- SOURCE MATERIAL
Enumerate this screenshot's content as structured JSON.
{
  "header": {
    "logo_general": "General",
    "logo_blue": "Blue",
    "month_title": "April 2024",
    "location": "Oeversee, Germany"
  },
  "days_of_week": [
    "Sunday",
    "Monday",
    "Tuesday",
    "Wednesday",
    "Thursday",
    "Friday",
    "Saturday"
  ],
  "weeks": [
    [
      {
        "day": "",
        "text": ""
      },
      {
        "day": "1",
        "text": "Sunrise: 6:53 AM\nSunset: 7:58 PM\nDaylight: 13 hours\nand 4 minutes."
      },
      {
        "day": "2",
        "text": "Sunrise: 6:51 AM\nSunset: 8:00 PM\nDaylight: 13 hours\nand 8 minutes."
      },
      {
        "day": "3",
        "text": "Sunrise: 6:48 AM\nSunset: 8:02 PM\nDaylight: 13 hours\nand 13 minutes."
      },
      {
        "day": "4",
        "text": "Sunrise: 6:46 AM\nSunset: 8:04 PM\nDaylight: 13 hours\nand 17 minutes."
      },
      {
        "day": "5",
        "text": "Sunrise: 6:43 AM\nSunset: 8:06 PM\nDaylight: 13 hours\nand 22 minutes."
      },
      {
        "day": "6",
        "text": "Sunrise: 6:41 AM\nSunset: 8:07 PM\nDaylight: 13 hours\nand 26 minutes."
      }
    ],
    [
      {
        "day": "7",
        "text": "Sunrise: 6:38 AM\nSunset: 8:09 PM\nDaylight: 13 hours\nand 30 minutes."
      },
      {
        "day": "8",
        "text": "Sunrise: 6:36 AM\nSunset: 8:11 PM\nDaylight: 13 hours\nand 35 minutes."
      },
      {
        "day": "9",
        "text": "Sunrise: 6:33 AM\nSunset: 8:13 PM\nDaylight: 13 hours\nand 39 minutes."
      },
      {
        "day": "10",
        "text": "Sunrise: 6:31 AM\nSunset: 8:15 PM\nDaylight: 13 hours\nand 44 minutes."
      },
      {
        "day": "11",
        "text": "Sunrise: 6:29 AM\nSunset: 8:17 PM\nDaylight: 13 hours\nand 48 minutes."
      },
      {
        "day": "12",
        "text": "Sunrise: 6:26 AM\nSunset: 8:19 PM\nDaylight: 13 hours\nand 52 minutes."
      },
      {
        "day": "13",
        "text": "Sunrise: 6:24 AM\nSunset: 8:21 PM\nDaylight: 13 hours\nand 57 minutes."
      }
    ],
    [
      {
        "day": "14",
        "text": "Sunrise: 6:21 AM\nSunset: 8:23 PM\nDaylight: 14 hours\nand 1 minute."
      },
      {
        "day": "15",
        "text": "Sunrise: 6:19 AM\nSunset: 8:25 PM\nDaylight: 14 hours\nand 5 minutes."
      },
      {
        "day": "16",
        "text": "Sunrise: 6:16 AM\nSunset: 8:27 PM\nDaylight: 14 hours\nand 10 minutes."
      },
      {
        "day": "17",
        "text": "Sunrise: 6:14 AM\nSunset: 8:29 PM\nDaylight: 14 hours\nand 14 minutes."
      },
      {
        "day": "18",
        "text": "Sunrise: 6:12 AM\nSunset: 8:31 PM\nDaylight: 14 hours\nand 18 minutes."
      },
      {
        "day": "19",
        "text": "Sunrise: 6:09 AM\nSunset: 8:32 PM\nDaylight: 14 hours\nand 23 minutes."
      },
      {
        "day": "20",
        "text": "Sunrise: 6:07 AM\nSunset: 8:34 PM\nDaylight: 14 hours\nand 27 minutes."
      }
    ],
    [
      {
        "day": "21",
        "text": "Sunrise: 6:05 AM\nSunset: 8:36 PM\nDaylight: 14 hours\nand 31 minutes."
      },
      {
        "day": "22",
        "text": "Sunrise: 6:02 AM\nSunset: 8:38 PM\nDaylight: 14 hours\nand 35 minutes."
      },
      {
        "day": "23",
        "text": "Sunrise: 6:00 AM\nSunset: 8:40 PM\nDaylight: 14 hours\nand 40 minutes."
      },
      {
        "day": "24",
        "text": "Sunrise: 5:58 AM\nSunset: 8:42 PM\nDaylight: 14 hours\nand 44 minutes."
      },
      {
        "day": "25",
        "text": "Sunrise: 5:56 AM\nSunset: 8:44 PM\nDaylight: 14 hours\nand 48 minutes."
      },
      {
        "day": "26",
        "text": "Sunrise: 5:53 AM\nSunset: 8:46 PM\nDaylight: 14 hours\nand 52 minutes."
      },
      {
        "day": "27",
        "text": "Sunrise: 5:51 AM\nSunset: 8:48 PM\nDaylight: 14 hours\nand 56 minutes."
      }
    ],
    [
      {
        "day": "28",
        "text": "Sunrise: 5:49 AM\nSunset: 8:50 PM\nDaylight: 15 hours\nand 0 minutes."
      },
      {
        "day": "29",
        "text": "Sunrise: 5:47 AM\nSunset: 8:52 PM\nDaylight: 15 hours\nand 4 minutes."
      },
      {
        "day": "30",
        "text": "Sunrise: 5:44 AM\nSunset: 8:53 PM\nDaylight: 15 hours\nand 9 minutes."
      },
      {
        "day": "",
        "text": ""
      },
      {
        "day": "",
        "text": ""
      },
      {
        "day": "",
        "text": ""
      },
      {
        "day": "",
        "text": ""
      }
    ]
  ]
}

- TASK TO COMPLETE
Restate the whole listing exactly, leaving out nothing.

- EXERCISE OUTPUT
Enumerate this screenshot's content as structured JSON.
{
  "header": {
    "logo_general": "General",
    "logo_blue": "Blue",
    "month_title": "April 2024",
    "location": "Oeversee, Germany"
  },
  "days_of_week": [
    "Sunday",
    "Monday",
    "Tuesday",
    "Wednesday",
    "Thursday",
    "Friday",
    "Saturday"
  ],
  "weeks": [
    [
      {
        "day": "",
        "text": ""
      },
      {
        "day": "1",
        "text": "Sunrise: 6:53 AM\nSunset: 7:58 PM\nDaylight: 13 hours\nand 4 minutes."
      },
      {
        "day": "2",
        "text": "Sunrise: 6:51 AM\nSunset: 8:00 PM\nDaylight: 13 hours\nand 8 minutes."
      },
      {
        "day": "3",
        "text": "Sunrise: 6:48 AM\nSunset: 8:02 PM\nDaylight: 13 hours\nand 13 minutes."
      },
      {
        "day": "4",
        "text": "Sunrise: 6:46 AM\nSunset: 8:04 PM\nDaylight: 13 hours\nand 17 minutes."
      },
      {
        "day": "5",
        "text": "Sunrise: 6:43 AM\nSunset: 8:06 PM\nDaylight: 13 hours\nand 22 minutes."
      },
      {
        "day": "6",
        "text": "Sunrise: 6:41 AM\nSunset: 8:07 PM\nDaylight: 13 hours\nand 26 minutes."
      }
    ],
    [
      {
        "day": "7",
        "text": "Sunrise: 6:38 AM\nSunset: 8:09 PM\nDaylight: 13 hours\nand 30 minutes."
      },
      {
        "day": "8",
        "text": "Sunrise: 6:36 AM\nSunset: 8:11 PM\nDaylight: 13 hours\nand 35 minutes."
      },
      {
        "day": "9",
        "text": "Sunrise: 6:33 AM\nSunset: 8:13 PM\nDaylight: 13 hours\nand 39 minutes."
      },
      {
        "day": "10",
        "text": "Sunrise: 6:31 AM\nSunset: 8:15 PM\nDaylight: 13 hours\nand 44 minutes."
      },
      {
        "day": "11",
        "text": "Sunrise: 6:29 AM\nSunset: 8:17 PM\nDaylight: 13 hours\nand 48 minutes."
      },
      {
        "day": "12",
        "text": "Sunrise: 6:26 AM\nSunset: 8:19 PM\nDaylight: 13 hours\nand 52 minutes."
      },
      {
        "day": "13",
        "text": "Sunrise: 6:24 AM\nSunset: 8:21 PM\nDaylight: 13 hours\nand 57 minutes."
      }
    ],
    [
      {
        "day": "14",
        "text": "Sunrise: 6:21 AM\nSunset: 8:23 PM\nDaylight: 14 hours\nand 1 minute."
      },
      {
        "day": "15",
        "text": "Sunrise: 6:19 AM\nSunset: 8:25 PM\nDaylight: 14 hours\nand 5 minutes."
      },
      {
        "day": "16",
        "text": "Sunrise: 6:16 AM\nSunset: 8:27 PM\nDaylight: 14 hours\nand 10 minutes."
      },
      {
        "day": "17",
        "text": "Sunrise: 6:14 AM\nSunset: 8:29 PM\nDaylight: 14 hours\nand 14 minutes."
      },
      {
        "day": "18",
        "text": "Sunrise: 6:12 AM\nSunset: 8:31 PM\nDaylight: 14 hours\nand 18 minutes."
      },
      {
        "day": "19",
        "text": "Sunrise: 6:09 AM\nSunset: 8:32 PM\nDaylight: 14 hours\nand 23 minutes."
      },
      {
        "day": "20",
        "text": "Sunrise: 6:07 AM\nSunset: 8:34 PM\nDaylight: 14 hours\nand 27 minutes."
      }
    ],
    [
      {
        "day": "21",
        "text": "Sunrise: 6:05 AM\nSunset: 8:36 PM\nDaylight: 14 hours\nand 31 minutes."
      },
      {
        "day": "22",
        "text": "Sunrise: 6:02 AM\nSunset: 8:38 PM\nDaylight: 14 hours\nand 35 minutes."
      },
      {
        "day": "23",
        "text": "Sunrise: 6:00 AM\nSunset: 8:40 PM\nDaylight: 14 hours\nand 40 minutes."
      },
      {
        "day": "24",
        "text": "Sunrise: 5:58 AM\nSunset: 8:42 PM\nDaylight: 14 hours\nand 44 minutes."
      },
      {
        "day": "25",
        "text": "Sunrise: 5:56 AM\nSunset: 8:44 PM\nDaylight: 14 hours\nand 48 minutes."
      },
      {
        "day": "26",
        "text": "Sunrise: 5:53 AM\nSunset: 8:46 PM\nDaylight: 14 hours\nand 52 minutes."
      },
      {
        "day": "27",
        "text": "Sunrise: 5:51 AM\nSunset: 8:48 PM\nDaylight: 14 hours\nand 56 minutes."
      }
    ],
    [
      {
        "day": "28",
        "text": "Sunrise: 5:49 AM\nSunset: 8:50 PM\nDaylight: 15 hours\nand 0 minutes."
      },
      {
        "day": "29",
        "text": "Sunrise: 5:47 AM\nSunset: 8:52 PM\nDaylight: 15 hours\nand 4 minutes."
      },
      {
        "day": "30",
        "text": "Sunrise: 5:44 AM\nSunset: 8:53 PM\nDaylight: 15 hours\nand 9 minutes."
      },
      {
        "day": "",
        "text": ""
      },
      {
        "day": "",
        "text": ""
      },
      {
        "day": "",
        "text": ""
      },
      {
        "day": "",
        "text": ""
      }
    ]
  ]
}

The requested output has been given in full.